Records shown:
###
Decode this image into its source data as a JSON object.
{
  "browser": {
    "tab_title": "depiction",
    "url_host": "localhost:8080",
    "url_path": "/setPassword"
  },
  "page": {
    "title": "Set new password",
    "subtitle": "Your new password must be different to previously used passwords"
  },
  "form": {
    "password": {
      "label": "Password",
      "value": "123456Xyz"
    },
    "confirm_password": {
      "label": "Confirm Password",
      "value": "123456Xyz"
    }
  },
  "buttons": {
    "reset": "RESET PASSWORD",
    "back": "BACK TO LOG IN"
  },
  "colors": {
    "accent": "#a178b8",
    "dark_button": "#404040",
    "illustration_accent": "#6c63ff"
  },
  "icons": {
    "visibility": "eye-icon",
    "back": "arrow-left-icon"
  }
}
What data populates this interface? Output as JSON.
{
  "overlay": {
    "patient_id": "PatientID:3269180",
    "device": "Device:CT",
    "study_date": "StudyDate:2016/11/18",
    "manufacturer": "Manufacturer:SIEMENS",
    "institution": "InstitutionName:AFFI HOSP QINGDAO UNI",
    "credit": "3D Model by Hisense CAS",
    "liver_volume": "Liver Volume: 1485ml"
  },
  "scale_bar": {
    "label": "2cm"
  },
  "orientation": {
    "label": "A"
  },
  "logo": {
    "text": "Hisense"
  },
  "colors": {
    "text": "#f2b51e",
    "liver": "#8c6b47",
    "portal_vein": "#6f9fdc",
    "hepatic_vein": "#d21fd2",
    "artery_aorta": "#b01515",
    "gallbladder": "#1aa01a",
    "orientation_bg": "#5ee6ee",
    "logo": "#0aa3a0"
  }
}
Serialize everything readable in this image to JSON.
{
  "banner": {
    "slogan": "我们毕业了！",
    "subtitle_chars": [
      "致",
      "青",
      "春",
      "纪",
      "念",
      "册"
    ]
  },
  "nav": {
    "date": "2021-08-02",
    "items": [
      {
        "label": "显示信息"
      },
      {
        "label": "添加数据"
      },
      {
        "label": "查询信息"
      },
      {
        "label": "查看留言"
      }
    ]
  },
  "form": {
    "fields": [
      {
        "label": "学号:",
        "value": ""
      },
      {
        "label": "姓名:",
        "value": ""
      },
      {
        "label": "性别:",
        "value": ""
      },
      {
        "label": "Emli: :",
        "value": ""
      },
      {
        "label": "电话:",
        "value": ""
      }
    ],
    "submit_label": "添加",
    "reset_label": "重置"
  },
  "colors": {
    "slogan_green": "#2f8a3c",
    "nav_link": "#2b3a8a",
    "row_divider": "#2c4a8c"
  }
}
###
Task prompt:
Give the lines exactly as they stand, from the line with "Serialize everything readable" through the end of the material.

Solution for this task:
Serialize everything readable in this image to JSON.
{
  "banner": {
    "slogan": "我们毕业了！",
    "subtitle_chars": [
      "致",
      "青",
      "春",
      "纪",
      "念",
      "册"
    ]
  },
  "nav": {
    "date": "2021-08-02",
    "items": [
      {
        "label": "显示信息"
      },
      {
        "label": "添加数据"
      },
      {
        "label": "查询信息"
      },
      {
        "label": "查看留言"
      }
    ]
  },
  "form": {
    "fields": [
      {
        "label": "学号:",
        "value": ""
      },
      {
        "label": "姓名:",
        "value": ""
      },
      {
        "label": "性别:",
        "value": ""
      },
      {
        "label": "Emli: :",
        "value": ""
      },
      {
        "label": "电话:",
        "value": ""
      }
    ],
    "submit_label": "添加",
    "reset_label": "重置"
  },
  "colors": {
    "slogan_green": "#2f8a3c",
    "nav_link": "#2b3a8a",
    "row_divider": "#2c4a8c"
  }
}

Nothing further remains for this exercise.